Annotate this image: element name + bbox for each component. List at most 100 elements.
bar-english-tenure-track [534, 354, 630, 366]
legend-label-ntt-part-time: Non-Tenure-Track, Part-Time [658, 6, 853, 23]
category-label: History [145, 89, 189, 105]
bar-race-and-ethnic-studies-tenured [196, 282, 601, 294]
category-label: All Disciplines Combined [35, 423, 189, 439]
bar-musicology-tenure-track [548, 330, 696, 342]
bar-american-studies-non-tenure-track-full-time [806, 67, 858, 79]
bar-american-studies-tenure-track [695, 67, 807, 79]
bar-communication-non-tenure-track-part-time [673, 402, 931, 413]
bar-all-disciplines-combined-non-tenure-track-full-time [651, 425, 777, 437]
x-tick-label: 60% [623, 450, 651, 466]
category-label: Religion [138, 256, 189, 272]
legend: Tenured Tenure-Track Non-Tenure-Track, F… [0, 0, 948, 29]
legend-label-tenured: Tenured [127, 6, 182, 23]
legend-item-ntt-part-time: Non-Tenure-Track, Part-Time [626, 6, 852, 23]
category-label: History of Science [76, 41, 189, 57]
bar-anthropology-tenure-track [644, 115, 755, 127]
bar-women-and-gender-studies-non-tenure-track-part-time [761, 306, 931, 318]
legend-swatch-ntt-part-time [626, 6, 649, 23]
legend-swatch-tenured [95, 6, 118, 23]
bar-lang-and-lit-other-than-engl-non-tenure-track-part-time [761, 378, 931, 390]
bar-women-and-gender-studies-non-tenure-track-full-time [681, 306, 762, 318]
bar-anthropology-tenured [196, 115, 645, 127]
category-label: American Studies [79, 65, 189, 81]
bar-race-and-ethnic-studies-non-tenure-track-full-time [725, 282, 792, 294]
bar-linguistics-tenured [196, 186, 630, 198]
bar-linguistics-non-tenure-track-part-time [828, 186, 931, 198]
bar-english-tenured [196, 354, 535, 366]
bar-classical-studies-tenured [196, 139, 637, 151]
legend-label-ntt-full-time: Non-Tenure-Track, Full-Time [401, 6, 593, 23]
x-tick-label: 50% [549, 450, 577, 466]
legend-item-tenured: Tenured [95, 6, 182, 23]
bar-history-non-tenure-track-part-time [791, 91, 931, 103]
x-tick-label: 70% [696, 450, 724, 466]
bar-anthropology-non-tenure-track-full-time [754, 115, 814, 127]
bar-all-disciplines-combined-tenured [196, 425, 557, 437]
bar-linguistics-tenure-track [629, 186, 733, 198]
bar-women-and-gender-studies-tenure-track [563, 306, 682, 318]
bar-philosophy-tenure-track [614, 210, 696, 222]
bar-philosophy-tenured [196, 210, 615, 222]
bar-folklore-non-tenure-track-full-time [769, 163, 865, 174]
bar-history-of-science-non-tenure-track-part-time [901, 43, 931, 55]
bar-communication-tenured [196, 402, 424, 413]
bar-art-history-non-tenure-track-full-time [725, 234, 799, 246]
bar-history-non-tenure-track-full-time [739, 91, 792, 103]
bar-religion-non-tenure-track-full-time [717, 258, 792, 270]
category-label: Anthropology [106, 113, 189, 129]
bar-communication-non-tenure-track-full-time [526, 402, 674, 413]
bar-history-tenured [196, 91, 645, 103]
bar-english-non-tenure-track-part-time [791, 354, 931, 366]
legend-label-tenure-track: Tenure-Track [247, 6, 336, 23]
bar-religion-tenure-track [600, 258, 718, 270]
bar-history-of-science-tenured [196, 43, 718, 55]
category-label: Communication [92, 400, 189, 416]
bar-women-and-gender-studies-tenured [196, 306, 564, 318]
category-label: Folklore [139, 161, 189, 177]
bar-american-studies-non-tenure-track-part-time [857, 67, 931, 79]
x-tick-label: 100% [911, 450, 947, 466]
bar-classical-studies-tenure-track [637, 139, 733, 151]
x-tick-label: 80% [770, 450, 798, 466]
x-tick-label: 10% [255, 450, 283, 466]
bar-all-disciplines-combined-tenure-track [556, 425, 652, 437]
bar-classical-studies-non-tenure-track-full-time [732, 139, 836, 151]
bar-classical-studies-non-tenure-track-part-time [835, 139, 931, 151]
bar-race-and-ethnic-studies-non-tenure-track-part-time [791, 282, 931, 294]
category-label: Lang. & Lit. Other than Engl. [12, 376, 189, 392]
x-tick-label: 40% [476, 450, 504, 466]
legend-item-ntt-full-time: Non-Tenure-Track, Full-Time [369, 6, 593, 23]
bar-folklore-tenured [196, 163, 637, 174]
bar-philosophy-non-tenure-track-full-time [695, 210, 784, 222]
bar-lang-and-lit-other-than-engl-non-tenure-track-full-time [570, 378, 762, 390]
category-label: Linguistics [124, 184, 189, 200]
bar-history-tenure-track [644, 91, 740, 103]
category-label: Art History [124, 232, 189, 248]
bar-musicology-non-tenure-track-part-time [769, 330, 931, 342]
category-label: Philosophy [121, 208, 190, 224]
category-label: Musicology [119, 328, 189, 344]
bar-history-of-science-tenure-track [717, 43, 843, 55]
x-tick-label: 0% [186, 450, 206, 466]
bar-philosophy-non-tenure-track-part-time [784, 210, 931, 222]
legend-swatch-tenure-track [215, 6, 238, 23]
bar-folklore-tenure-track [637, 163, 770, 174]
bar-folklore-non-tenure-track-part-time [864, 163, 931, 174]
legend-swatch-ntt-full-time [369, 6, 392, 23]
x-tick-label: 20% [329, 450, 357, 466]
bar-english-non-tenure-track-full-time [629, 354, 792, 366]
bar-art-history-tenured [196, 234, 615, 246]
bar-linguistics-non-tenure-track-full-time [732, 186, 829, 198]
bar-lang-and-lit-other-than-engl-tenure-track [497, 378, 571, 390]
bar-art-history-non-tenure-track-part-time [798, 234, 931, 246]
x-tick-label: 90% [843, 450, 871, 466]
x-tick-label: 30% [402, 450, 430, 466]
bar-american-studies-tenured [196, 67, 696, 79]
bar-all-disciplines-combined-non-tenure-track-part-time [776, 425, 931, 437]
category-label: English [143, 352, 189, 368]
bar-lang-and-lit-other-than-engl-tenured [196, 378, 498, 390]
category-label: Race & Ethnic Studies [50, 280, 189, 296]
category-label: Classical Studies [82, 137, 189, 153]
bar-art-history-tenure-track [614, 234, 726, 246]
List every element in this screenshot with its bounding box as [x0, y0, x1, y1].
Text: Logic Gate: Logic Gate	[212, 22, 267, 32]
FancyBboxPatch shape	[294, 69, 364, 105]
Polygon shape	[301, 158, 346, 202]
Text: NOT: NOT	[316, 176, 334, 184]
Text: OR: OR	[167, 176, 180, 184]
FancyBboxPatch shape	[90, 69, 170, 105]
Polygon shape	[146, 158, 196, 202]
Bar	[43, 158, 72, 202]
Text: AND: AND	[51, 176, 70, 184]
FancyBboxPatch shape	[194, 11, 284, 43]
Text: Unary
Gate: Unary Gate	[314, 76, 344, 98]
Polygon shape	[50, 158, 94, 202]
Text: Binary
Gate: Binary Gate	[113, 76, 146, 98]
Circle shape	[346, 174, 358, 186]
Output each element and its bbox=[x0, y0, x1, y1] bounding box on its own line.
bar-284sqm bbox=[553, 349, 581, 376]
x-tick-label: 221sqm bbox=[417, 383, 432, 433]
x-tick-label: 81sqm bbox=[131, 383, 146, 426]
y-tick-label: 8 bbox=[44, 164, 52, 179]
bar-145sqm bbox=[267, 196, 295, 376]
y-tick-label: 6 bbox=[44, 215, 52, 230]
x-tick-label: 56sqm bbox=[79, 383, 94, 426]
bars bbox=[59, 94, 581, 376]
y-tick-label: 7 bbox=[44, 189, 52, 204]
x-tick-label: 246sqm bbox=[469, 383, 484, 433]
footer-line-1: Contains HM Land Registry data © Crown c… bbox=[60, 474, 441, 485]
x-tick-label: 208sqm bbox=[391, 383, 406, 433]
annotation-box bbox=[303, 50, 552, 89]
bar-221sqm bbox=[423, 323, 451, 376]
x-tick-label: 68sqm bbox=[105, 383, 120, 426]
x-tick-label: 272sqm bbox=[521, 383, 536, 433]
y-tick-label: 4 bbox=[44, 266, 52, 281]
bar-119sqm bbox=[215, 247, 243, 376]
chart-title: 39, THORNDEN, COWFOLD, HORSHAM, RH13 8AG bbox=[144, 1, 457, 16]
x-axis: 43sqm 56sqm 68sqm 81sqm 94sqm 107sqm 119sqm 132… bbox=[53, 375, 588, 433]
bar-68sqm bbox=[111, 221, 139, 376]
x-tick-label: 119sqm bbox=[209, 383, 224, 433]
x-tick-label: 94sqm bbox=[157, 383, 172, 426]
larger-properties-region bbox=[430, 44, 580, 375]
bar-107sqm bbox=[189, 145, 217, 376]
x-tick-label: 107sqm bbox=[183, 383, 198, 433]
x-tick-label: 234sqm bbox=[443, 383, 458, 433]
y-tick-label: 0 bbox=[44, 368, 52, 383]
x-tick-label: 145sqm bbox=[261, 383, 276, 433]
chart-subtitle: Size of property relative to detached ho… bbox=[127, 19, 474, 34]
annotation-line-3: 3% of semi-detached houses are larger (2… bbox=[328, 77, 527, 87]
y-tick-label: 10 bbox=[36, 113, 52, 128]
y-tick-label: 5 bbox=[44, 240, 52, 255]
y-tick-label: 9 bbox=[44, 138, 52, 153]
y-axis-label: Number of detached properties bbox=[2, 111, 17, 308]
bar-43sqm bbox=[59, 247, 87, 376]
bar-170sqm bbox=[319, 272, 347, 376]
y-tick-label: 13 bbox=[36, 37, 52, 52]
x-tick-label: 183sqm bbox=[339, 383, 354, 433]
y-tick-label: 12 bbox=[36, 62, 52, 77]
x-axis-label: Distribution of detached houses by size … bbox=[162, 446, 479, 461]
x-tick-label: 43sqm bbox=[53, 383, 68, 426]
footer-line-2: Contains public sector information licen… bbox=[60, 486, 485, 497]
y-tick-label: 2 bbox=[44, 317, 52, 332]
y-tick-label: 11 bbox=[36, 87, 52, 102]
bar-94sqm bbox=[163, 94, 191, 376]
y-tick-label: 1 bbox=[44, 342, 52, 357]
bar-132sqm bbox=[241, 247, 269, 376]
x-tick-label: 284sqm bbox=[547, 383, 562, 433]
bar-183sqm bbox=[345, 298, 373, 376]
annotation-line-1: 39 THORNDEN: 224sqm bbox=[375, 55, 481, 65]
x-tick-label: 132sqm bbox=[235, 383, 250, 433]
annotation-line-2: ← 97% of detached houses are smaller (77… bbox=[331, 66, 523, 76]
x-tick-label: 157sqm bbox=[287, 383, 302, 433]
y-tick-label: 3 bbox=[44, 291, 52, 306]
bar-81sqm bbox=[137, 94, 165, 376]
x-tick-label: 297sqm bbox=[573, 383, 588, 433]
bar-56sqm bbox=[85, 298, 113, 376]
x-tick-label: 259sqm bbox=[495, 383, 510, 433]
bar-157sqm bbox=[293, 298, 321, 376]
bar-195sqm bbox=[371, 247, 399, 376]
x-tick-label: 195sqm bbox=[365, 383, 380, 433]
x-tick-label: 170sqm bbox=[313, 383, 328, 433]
****************
• _Exercise requirements_
Count the lines above that contain the string "List", with uppercase and lowercase treated as different, and give only the number.

• _Expected answer_
2